--- What the task asks ---
Check each line of the material below, and copy it if it holds the string "Embedding".

--- Data listing ---

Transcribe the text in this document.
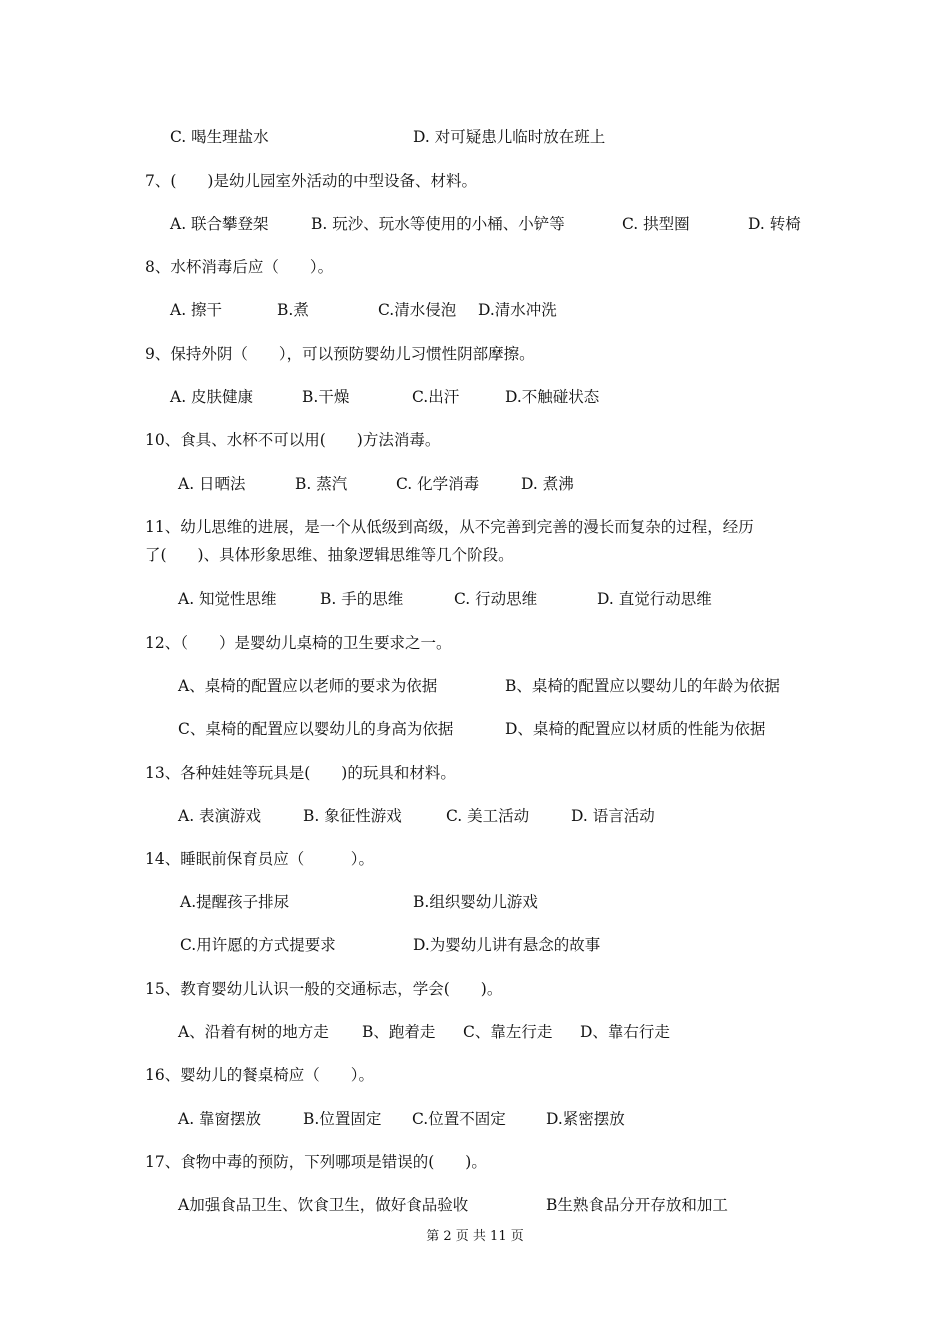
C. 喝生理盐水	D. 对可疑患儿临时放在班上
7、(　　)是幼儿园室外活动的中型设备、材料。
A. 联合攀登架	B. 玩沙、玩水等使用的小桶、小铲等	C. 拱型圈	D. 转椅
8、水杯消毒后应（　　）。
A. 擦干	B.煮	C.清水侵泡 D.清水冲洗
9、保持外阴（　　），可以预防婴幼儿习惯性阴部摩擦。
A. 皮肤健康	B.干燥	C.出汗	D.不触碰状态
10、食具、水杯不可以用(　　)方法消毒。
A. 日晒法	B. 蒸汽	C. 化学消毒	D. 煮沸
11、幼儿思维的进展，是一个从低级到高级，从不完善到完善的漫长而复杂的过程，经历
了(　　)、具体形象思维、抽象逻辑思维等几个阶段。
A. 知觉性思维	B. 手的思维	C. 行动思维	D. 直觉行动思维
12、（　　）是婴幼儿桌椅的卫生要求之一。
A、桌椅的配置应以老师的要求为依据	B、桌椅的配置应以婴幼儿的年龄为依据
C、桌椅的配置应以婴幼儿的身高为依据	D、桌椅的配置应以材质的性能为依据
13、各种娃娃等玩具是(　　)的玩具和材料。
A. 表演游戏	B. 象征性游戏	C. 美工活动	D. 语言活动
14、睡眠前保育员应（　　　）。
A.提醒孩子排尿	B.组织婴幼儿游戏
C.用许愿的方式提要求	D.为婴幼儿讲有悬念的故事
15、教育婴幼儿认识一般的交通标志，学会(　　)。
A、沿着有树的地方走 B、跑着走 C、靠左行走 D、靠右行走
16、婴幼儿的餐桌椅应（　　）。
A. 靠窗摆放	B.位置固定 C.位置不固定	D.紧密摆放
17、食物中毒的预防，下列哪项是错误的(　　)。
A加强食品卫生、饮食卫生，做好食品验收	B生熟食品分开存放和加工
第 2 页 共 11 页
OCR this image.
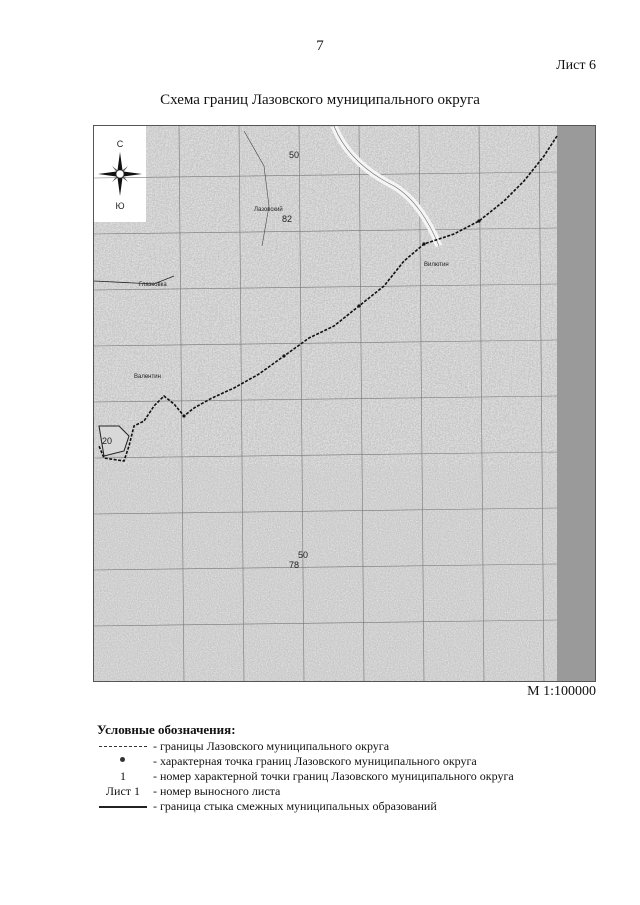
7
Лист 6
Схема границ Лазовского муниципального округа
С
Ю
Валентин
Лазовский
Глазковка
Вилютин
50
82
50
78
20
М 1:100000
Условные обозначения:
- границы Лазовского муниципального округа
- характерная точка границ Лазовского муниципального округа
1	- номер характерной точки границ Лазовского муниципального округа
Лист 1	- номер выносного листа
- граница стыка смежных муниципальных образований
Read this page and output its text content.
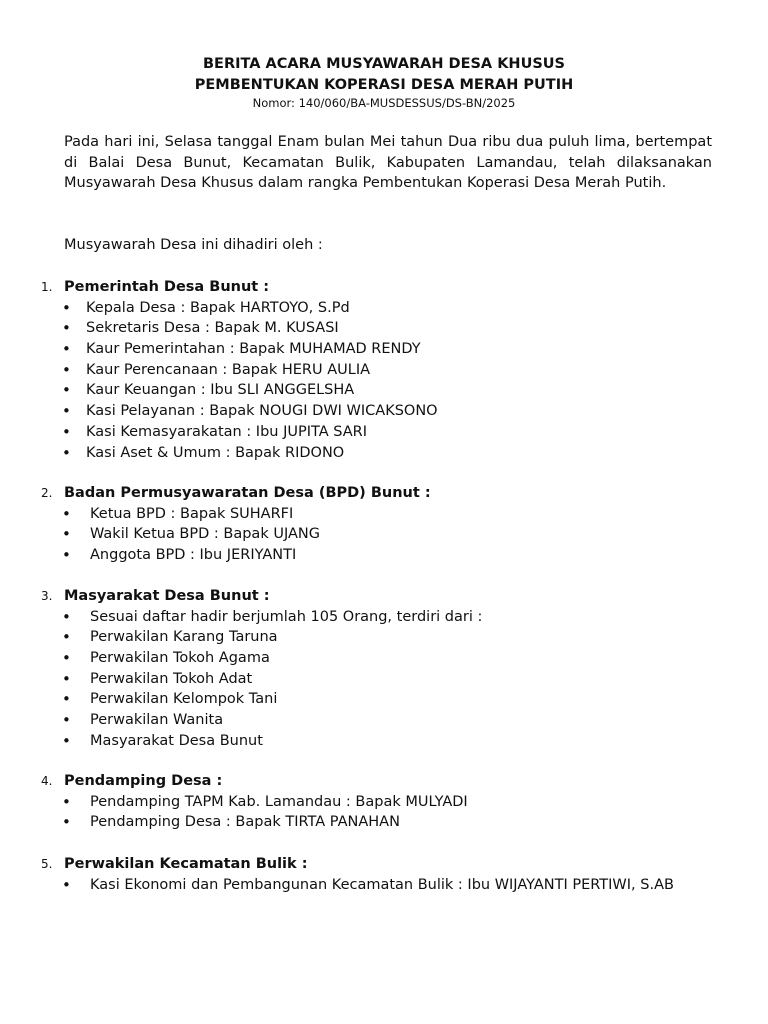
BERITA ACARA MUSYAWARAH DESA KHUSUS
PEMBENTUKAN KOPERASI DESA MERAH PUTIH
Nomor: 140/060/BA-MUSDESSUS/DS-BN/2025

Pada hari ini, Selasa tanggal Enam bulan Mei tahun Dua ribu dua puluh lima, bertempat di Balai Desa Bunut, Kecamatan Bulik, Kabupaten Lamandau, telah dilaksanakan Musyawarah Desa Khusus dalam rangka Pembentukan Koperasi Desa Merah Putih.

Musyawarah Desa ini dihadiri oleh :

1. Pemerintah Desa Bunut :
• Kepala Desa : Bapak HARTOYO, S.Pd
• Sekretaris Desa : Bapak M. KUSASI
• Kaur Pemerintahan : Bapak MUHAMAD RENDY
• Kaur Perencanaan : Bapak HERU AULIA
• Kaur Keuangan : Ibu SLI ANGGELSHA
• Kasi Pelayanan : Bapak NOUGI DWI WICAKSONO
• Kasi Kemasyarakatan : Ibu JUPITA SARI
• Kasi Aset & Umum : Bapak RIDONO
2. Badan Permusyawaratan Desa (BPD) Bunut :
• Ketua BPD : Bapak SUHARFI
• Wakil Ketua BPD : Bapak UJANG
• Anggota BPD : Ibu JERIYANTI
3. Masyarakat Desa Bunut :
• Sesuai daftar hadir berjumlah 105 Orang, terdiri dari :
• Perwakilan Karang Taruna
• Perwakilan Tokoh Agama
• Perwakilan Tokoh Adat
• Perwakilan Kelompok Tani
• Perwakilan Wanita
• Masyarakat Desa Bunut
4. Pendamping Desa :
• Pendamping TAPM Kab. Lamandau : Bapak MULYADI
• Pendamping Desa : Bapak TIRTA PANAHAN
5. Perwakilan Kecamatan Bulik :
• Kasi Ekonomi dan Pembangunan Kecamatan Bulik : Ibu WIJAYANTI PERTIWI, S.AB
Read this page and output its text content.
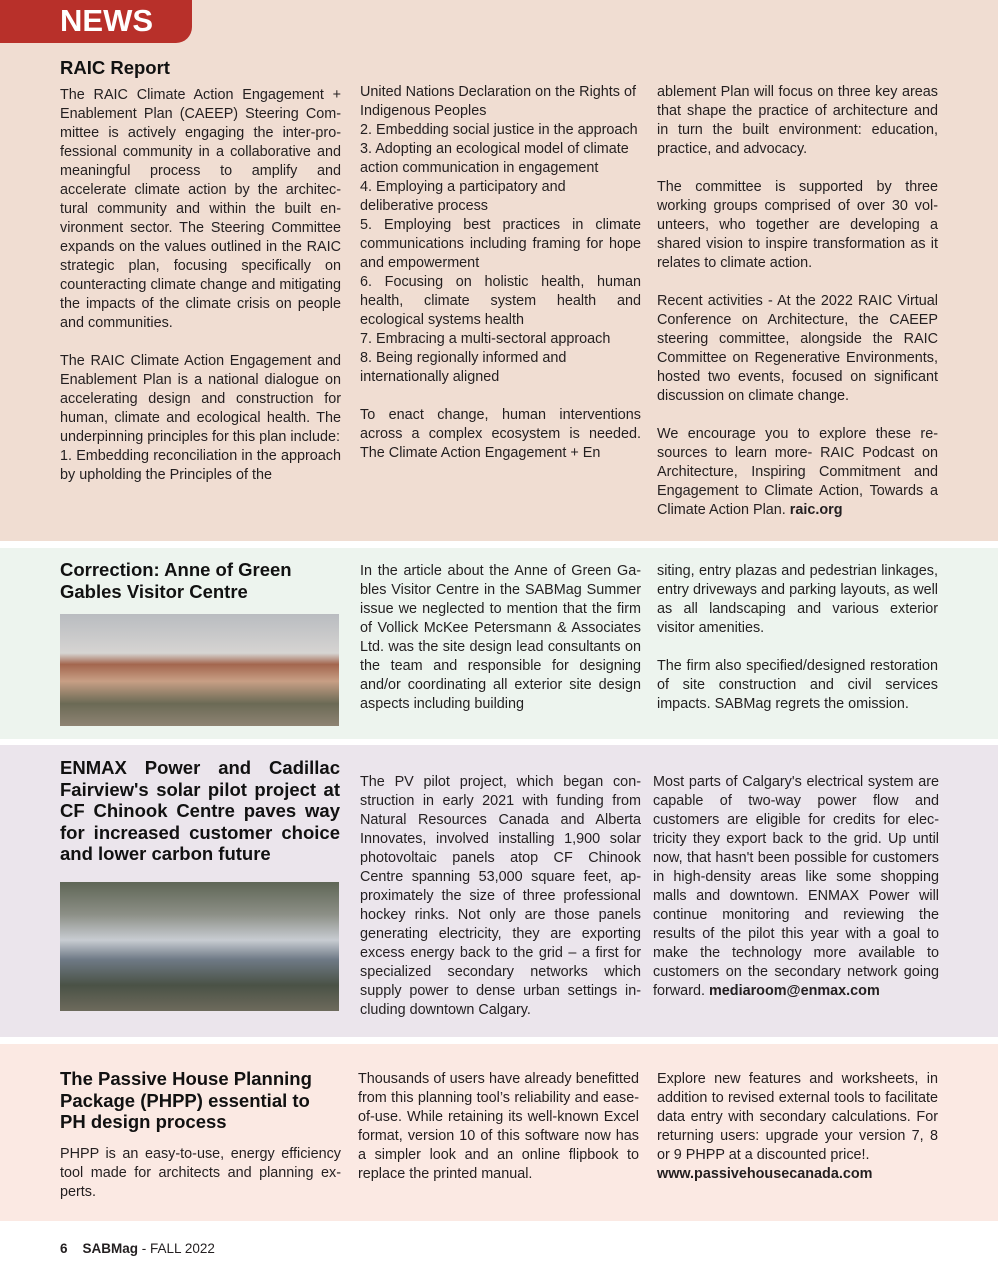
NEWS
RAIC Report

The RAIC Climate Action Engagement + Enablement Plan (CAEEP) Steering Committee is actively engaging the inter-professional community in a collaborative and meaningful process to amplify and accelerate climate action by the architectural community and within the built environment sector. The Steering Committee expands on the values outlined in the RAIC strategic plan, focusing specifically on counteracting climate change and mitigating the impacts of the climate crisis on people and communities.

The RAIC Climate Action Engagement and Enablement Plan is a national dialogue on accelerating design and construction for human, climate and ecological health. The underpinning principles for this plan include:

1. Embedding reconciliation in the approach by upholding the Principles of the

United Nations Declaration on the Rights of Indigenous Peoples
2. Embedding social justice in the approach
3. Adopting an ecological model of climate action communication in engagement
4. Employing a participatory and deliberative process
5. Employing best practices in climate communications including framing for hope and empowerment
6. Focusing on holistic health, human health, climate system health and ecological systems health
7. Embracing a multi-sectoral approach
8. Being regionally informed and internationally aligned
To enact change, human interventions across a complex ecosystem is needed. The Climate Action Engagement + En

ablement Plan will focus on three key areas that shape the practice of architecture and in turn the built environment: education, practice, and advocacy.

The committee is supported by three working groups comprised of over 30 volunteers, who together are developing a shared vision to inspire transformation as it relates to climate action.

Recent activities - At the 2022 RAIC Virtual Conference on Architecture, the CAEEP steering committee, alongside the RAIC Committee on Regenerative Environments, hosted two events, focused on significant discussion on climate change.

We encourage you to explore these resources to learn more- RAIC Podcast on Architecture, Inspiring Commitment and Engagement to Climate Action, Towards a Climate Action Plan. raic.org

Correction: Anne of Green Gables Visitor Centre

In the article about the Anne of Green Gables Visitor Centre in the SABMag Summer issue we neglected to mention that the firm of Vollick McKee Petersmann & Associates Ltd. was the site design lead consultants on the team and responsible for designing and/or coordinating all exterior site design aspects including building

siting, entry plazas and pedestrian linkages, entry driveways and parking layouts, as well as all landscaping and various exterior visitor amenities.

The firm also specified/designed restoration of site construction and civil services impacts. SABMag regrets the omission.

ENMAX Power and Cadillac Fairview's solar pilot project at CF Chinook Centre paves way for increased customer choice and lower carbon future

The PV pilot project, which began construction in early 2021 with funding from Natural Resources Canada and Alberta Innovates, involved installing 1,900 solar photovoltaic panels atop CF Chinook Centre spanning 53,000 square feet, approximately the size of three professional hockey rinks. Not only are those panels generating electricity, they are exporting excess energy back to the grid – a first for specialized secondary networks which supply power to dense urban settings including downtown Calgary.

Most parts of Calgary's electrical system are capable of two-way power flow and customers are eligible for credits for electricity they export back to the grid. Up until now, that hasn't been possible for customers in high-density areas like some shopping malls and downtown. ENMAX Power will continue monitoring and reviewing the results of the pilot this year with a goal to make the technology more available to customers on the secondary network going forward. mediaroom@enmax.com

The Passive House Planning Package (PHPP) essential to PH design process

PHPP is an easy-to-use, energy efficiency tool made for architects and planning experts.

Thousands of users have already benefitted from this planning tool’s reliability and ease-of-use. While retaining its well-known Excel format, version 10 of this software now has a simpler look and an online flipbook to replace the printed manual.

Explore new features and worksheets, in addition to revised external tools to facilitate data entry with secondary calculations. For returning users: upgrade your version 7, 8 or 9 PHPP at a discounted price!.

www.passivehousecanada.com
6 SABMag - FALL 2022
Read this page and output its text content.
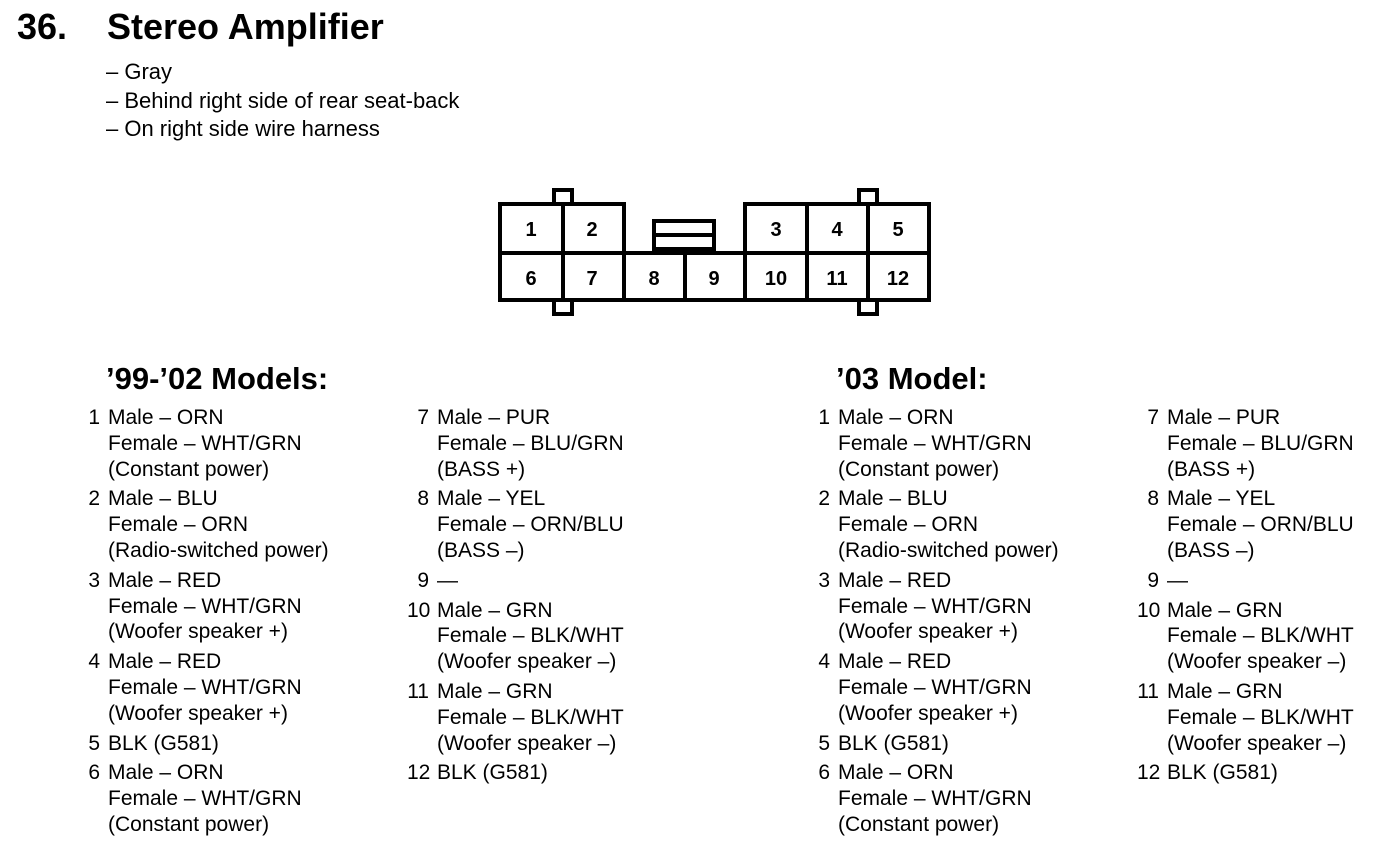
36. Stereo Amplifier
– Gray
– Behind right side of rear seat-back
– On right side wire harness
1 2	3 4 5
6 7	8 9 10 11 12
’99-’02 Models:	’03 Model:
1 Male – ORN
Female – WHT/GRN
(Constant power)
2 Male – BLU
Female – ORN
(Radio-switched power)
3 Male – RED
Female – WHT/GRN
(Woofer speaker +)
4 Male – RED
Female – WHT/GRN
(Woofer speaker +)
5 BLK (G581)
6 Male – ORN
Female – WHT/GRN
(Constant power)
7 Male – PUR
Female – BLU/GRN
(BASS +)
8 Male – YEL
Female – ORN/BLU
(BASS –)
9 —
10 Male – GRN
Female – BLK/WHT
(Woofer speaker –)
11 Male – GRN
Female – BLK/WHT
(Woofer speaker –)
12 BLK (G581)
1 Male – ORN
Female – WHT/GRN
(Constant power)
2 Male – BLU
Female – ORN
(Radio-switched power)
3 Male – RED
Female – WHT/GRN
(Woofer speaker +)
4 Male – RED
Female – WHT/GRN
(Woofer speaker +)
5 BLK (G581)
6 Male – ORN
Female – WHT/GRN
(Constant power)
7 Male – PUR
Female – BLU/GRN
(BASS +)
8 Male – YEL
Female – ORN/BLU
(BASS –)
9 —
10 Male – GRN
Female – BLK/WHT
(Woofer speaker –)
11 Male – GRN
Female – BLK/WHT
(Woofer speaker –)
12 BLK (G581)
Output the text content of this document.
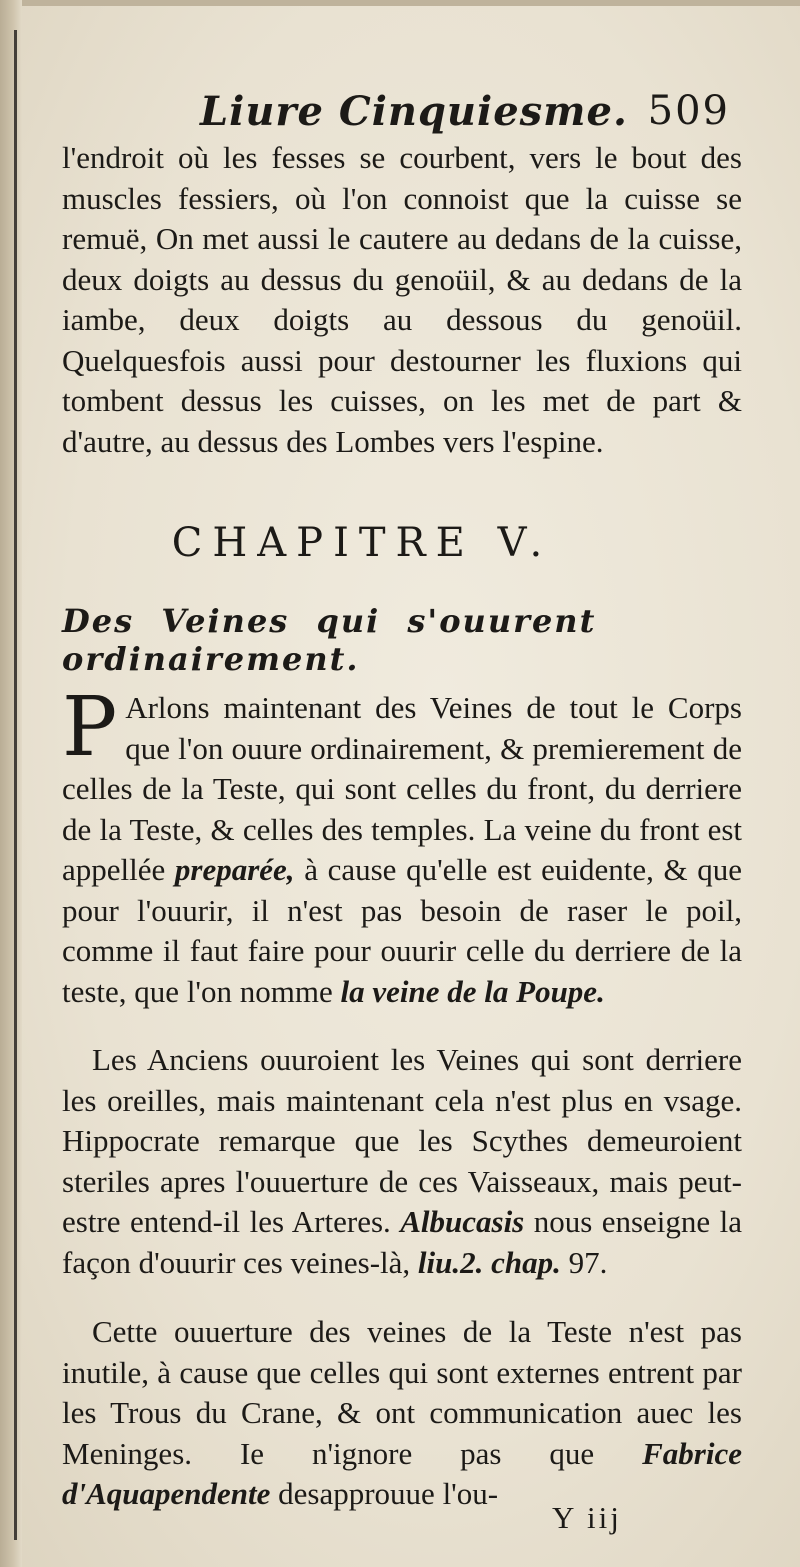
Liure Cinquiesme. 509
l'endroit où les fesses se courbent, vers le bout des muscles fessiers, où l'on connoist que la cuisse se remuë, On met aussi le cautere au dedans de la cuisse, deux doigts au dessus du genoüil, & au dedans de la iambe, deux doigts au dessous du genoüil. Quelquesfois aussi pour destourner les fluxions qui tombent dessus les cuisses, on les met de part & d'autre, au dessus des Lombes vers l'espine.
CHAPITRE V.
Des Veines qui s'ouurent ordinairement.
P Arlons maintenant des Veines de tout le Corps que l'on ouure ordinairement, & premierement de celles de la Teste, qui sont celles du front, du derriere de la Teste, & celles des temples. La veine du front est appellée preparée, à cause qu'elle est euidente, & que pour l'ouurir, il n'est pas besoin de raser le poil, comme il faut faire pour ouurir celle du derriere de la teste, que l'on nomme la veine de la Poupe.
Les Anciens ouuroient les Veines qui sont derriere les oreilles, mais maintenant cela n'est plus en vsage. Hippocrate remarque que les Scythes demeuroient steriles apres l'ouuerture de ces Vaisseaux, mais peut-estre entend-il les Arteres. Albucasis nous enseigne la façon d'ouurir ces veines-là, liu.2. chap. 97.
Cette ouuerture des veines de la Teste n'est pas inutile, à cause que celles qui sont externes entrent par les Trous du Crane, & ont communication auec les Meninges. Ie n'ignore pas que Fabrice d'Aquapendente desapprouue l'ou-
Y iij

--- Written solution ---
1. Embedding reconciliation in the approach by upholding the Principles of the
2. Embedding social justice in the approach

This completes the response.